### Entries shown
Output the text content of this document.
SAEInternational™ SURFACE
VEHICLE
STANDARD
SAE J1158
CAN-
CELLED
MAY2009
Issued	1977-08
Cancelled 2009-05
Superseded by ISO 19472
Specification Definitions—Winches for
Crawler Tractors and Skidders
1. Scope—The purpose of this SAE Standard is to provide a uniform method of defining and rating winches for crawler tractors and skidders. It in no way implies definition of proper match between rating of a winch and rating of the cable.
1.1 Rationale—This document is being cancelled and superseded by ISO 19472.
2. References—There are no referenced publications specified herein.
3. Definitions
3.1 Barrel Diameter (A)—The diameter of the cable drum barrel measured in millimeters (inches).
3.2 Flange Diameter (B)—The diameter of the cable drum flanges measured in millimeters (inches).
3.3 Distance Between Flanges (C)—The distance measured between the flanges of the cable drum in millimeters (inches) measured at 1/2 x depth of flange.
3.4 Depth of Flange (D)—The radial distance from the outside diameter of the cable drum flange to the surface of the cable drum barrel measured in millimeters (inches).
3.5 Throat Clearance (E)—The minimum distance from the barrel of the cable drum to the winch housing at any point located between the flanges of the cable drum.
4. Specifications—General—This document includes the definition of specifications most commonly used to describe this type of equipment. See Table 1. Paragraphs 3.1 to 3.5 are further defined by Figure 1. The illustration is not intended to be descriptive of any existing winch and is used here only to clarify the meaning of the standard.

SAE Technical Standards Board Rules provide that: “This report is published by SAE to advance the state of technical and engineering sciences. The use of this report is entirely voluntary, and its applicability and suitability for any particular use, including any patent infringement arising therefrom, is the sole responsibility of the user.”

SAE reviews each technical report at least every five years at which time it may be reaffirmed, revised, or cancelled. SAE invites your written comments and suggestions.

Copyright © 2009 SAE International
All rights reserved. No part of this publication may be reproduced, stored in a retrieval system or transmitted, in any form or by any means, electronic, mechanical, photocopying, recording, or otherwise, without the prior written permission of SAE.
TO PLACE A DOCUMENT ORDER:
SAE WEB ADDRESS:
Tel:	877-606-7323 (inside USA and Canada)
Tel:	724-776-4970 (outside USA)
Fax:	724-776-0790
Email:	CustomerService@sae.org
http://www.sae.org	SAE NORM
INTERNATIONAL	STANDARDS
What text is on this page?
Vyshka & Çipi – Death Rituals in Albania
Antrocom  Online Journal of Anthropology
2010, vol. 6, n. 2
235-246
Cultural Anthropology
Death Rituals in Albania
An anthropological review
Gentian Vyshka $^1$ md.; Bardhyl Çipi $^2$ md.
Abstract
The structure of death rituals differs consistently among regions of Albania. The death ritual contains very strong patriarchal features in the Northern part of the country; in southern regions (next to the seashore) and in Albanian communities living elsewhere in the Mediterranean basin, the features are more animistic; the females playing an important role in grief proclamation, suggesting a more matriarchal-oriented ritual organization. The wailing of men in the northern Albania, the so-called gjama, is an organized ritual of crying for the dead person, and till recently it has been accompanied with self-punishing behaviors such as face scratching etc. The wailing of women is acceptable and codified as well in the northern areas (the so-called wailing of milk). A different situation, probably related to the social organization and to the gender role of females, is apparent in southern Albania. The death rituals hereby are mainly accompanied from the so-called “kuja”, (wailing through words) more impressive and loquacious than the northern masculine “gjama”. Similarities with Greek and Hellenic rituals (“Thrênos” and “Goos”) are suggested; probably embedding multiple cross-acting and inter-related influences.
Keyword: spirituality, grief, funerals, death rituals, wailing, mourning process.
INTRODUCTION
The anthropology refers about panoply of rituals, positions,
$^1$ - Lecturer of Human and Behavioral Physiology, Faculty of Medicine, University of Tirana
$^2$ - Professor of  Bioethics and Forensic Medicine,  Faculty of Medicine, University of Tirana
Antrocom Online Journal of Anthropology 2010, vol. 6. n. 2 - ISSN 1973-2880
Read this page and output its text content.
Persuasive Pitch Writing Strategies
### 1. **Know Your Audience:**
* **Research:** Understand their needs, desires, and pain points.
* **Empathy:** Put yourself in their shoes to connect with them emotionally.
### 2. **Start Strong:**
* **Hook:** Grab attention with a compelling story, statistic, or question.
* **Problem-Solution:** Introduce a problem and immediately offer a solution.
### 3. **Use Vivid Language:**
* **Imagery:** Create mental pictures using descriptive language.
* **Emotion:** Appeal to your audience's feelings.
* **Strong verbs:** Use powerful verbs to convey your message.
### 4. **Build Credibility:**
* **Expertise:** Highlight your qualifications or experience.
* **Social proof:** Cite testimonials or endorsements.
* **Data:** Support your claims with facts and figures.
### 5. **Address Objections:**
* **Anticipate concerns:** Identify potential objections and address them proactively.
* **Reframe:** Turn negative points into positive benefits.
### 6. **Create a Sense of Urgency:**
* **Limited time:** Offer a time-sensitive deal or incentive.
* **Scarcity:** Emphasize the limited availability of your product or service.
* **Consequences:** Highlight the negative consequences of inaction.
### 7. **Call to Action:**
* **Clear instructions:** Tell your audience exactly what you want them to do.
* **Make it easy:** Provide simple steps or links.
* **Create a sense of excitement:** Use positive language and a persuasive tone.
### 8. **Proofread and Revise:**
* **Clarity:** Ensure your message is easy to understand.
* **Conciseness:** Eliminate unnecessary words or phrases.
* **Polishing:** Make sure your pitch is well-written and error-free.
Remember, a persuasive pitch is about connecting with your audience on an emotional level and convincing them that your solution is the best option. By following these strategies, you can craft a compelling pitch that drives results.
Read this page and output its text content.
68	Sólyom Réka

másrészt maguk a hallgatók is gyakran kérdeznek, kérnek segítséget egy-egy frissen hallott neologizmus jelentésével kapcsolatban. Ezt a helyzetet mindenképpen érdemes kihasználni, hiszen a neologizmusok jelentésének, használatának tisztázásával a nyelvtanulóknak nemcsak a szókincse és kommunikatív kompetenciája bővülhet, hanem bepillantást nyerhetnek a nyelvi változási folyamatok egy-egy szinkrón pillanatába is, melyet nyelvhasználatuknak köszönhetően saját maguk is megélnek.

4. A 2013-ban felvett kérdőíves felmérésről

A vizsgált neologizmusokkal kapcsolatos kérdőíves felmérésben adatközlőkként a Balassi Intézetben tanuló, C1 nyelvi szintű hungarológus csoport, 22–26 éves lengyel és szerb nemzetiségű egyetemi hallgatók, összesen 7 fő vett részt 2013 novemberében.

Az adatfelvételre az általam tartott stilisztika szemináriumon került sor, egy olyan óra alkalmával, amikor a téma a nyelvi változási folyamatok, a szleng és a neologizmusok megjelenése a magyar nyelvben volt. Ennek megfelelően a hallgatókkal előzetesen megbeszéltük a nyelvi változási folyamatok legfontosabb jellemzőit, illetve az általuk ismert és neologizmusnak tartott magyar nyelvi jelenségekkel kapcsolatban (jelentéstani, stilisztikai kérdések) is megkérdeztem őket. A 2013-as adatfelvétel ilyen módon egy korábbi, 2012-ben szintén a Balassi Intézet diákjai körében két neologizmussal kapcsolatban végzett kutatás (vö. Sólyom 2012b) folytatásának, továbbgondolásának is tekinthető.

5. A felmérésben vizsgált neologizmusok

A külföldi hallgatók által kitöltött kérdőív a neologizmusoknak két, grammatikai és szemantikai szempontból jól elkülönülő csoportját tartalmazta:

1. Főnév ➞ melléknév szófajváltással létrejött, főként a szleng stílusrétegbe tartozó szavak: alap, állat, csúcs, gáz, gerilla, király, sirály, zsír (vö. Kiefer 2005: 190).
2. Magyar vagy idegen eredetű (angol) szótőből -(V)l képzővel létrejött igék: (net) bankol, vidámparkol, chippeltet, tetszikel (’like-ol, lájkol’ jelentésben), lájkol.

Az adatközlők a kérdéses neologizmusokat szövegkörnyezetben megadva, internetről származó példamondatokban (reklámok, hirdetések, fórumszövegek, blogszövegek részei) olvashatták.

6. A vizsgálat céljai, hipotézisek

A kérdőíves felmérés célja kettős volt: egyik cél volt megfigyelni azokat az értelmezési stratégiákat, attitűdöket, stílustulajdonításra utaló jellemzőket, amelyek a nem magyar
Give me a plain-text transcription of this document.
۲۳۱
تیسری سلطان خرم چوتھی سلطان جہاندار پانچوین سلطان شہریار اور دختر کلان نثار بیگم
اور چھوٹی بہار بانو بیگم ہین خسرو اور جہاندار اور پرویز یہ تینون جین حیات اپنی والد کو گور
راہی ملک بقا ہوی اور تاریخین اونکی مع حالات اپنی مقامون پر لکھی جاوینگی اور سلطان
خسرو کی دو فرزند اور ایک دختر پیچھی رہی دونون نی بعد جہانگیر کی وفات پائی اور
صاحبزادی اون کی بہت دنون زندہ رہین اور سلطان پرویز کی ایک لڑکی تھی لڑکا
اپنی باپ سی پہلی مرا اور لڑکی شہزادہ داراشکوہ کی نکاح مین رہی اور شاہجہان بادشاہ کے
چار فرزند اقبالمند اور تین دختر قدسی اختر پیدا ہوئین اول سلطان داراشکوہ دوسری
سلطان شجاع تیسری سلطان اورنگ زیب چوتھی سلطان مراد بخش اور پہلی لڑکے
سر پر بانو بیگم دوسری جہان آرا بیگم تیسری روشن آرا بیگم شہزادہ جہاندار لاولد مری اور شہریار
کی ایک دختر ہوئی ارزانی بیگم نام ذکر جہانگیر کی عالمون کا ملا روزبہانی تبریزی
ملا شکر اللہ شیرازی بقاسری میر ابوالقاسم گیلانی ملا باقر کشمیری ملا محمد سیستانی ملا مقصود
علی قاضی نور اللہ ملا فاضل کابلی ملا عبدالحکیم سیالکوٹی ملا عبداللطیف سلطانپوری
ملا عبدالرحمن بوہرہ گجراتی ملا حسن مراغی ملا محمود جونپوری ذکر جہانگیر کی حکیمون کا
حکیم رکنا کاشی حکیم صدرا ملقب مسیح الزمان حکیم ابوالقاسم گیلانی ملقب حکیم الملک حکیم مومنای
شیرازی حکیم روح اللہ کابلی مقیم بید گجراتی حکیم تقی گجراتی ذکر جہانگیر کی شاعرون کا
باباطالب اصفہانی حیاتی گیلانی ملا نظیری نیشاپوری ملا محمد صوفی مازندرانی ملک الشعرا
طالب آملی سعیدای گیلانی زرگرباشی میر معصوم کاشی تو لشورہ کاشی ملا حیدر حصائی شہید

### What to do
Find every line that holds "words" and copy it.

### Result
The structure of death rituals differs consistently among regions of Albania. The death ritual contains very strong patriarchal features in the Northern part of the country; in southern regions (next to the seashore) and in Albanian communities living elsewhere in the Mediterranean basin, the features are more animistic; the females playing an important role in grief proclamation, suggesting a more matriarchal-oriented ritual organization. The wailing of men in the northern Albania, the so-called gjama, is an organized ritual of crying for the dead person, and till recently it has been accompanied with self-punishing behaviors such as face scratching etc. The wailing of women is acceptable and codified as well in the northern areas (the so-called wailing of milk). A different situation, probably related to the social organization and to the gender role of females, is apparent in southern Albania. The death rituals hereby are mainly accompanied from the so-called “kuja”, (wailing through words) more impressive and loquacious than the northern masculine “gjama”. Similarities with Greek and Hellenic rituals (“Thrênos” and “Goos”) are suggested; probably embedding multiple cross-acting and inter-related influences.
* **Conciseness:** Eliminate unnecessary words or phrases.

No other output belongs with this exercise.